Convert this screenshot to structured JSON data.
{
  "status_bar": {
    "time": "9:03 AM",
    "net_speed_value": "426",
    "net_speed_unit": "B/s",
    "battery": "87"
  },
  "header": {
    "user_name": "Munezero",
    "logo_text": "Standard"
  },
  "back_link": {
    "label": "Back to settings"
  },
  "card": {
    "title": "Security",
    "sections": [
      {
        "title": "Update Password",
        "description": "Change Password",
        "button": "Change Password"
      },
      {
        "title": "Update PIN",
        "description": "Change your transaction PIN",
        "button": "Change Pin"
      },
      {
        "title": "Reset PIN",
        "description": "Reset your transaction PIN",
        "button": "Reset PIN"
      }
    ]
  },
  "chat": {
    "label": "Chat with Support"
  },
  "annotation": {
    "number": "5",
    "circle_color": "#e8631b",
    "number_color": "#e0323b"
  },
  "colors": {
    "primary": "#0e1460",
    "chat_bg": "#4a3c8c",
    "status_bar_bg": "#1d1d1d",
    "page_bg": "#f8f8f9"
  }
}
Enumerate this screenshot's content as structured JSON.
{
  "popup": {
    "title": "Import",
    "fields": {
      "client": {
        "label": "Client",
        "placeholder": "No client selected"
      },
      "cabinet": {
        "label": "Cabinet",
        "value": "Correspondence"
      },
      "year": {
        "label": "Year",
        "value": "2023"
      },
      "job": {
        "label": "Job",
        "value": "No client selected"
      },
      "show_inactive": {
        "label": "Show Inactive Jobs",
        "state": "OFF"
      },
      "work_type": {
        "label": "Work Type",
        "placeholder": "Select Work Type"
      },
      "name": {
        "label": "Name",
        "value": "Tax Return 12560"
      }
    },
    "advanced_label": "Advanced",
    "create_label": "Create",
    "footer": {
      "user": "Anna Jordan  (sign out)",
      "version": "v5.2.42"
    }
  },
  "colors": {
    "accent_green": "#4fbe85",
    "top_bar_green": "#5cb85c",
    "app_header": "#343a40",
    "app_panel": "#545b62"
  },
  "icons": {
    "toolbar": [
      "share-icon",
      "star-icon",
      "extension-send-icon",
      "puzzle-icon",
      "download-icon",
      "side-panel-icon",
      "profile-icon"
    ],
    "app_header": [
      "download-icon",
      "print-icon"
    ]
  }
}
━━━━━━━━━━━━━━━━━━━━━━━━━━━━━━
__Instruction__: Repeat the data above, word for word.

__Answer for this exercise__:
Convert this screenshot to structured JSON data.
{
  "status_bar": {
    "time": "9:03 AM",
    "net_speed_value": "426",
    "net_speed_unit": "B/s",
    "battery": "87"
  },
  "header": {
    "user_name": "Munezero",
    "logo_text": "Standard"
  },
  "back_link": {
    "label": "Back to settings"
  },
  "card": {
    "title": "Security",
    "sections": [
      {
        "title": "Update Password",
        "description": "Change Password",
        "button": "Change Password"
      },
      {
        "title": "Update PIN",
        "description": "Change your transaction PIN",
        "button": "Change Pin"
      },
      {
        "title": "Reset PIN",
        "description": "Reset your transaction PIN",
        "button": "Reset PIN"
      }
    ]
  },
  "chat": {
    "label": "Chat with Support"
  },
  "annotation": {
    "number": "5",
    "circle_color": "#e8631b",
    "number_color": "#e0323b"
  },
  "colors": {
    "primary": "#0e1460",
    "chat_bg": "#4a3c8c",
    "status_bar_bg": "#1d1d1d",
    "page_bg": "#f8f8f9"
  }
}
Enumerate this screenshot's content as structured JSON.
{
  "popup": {
    "title": "Import",
    "fields": {
      "client": {
        "label": "Client",
        "placeholder": "No client selected"
      },
      "cabinet": {
        "label": "Cabinet",
        "value": "Correspondence"
      },
      "year": {
        "label": "Year",
        "value": "2023"
      },
      "job": {
        "label": "Job",
        "value": "No client selected"
      },
      "show_inactive": {
        "label": "Show Inactive Jobs",
        "state": "OFF"
      },
      "work_type": {
        "label": "Work Type",
        "placeholder": "Select Work Type"
      },
      "name": {
        "label": "Name",
        "value": "Tax Return 12560"
      }
    },
    "advanced_label": "Advanced",
    "create_label": "Create",
    "footer": {
      "user": "Anna Jordan  (sign out)",
      "version": "v5.2.42"
    }
  },
  "colors": {
    "accent_green": "#4fbe85",
    "top_bar_green": "#5cb85c",
    "app_header": "#343a40",
    "app_panel": "#545b62"
  },
  "icons": {
    "toolbar": [
      "share-icon",
      "star-icon",
      "extension-send-icon",
      "puzzle-icon",
      "download-icon",
      "side-panel-icon",
      "profile-icon"
    ],
    "app_header": [
      "download-icon",
      "print-icon"
    ]
  }
}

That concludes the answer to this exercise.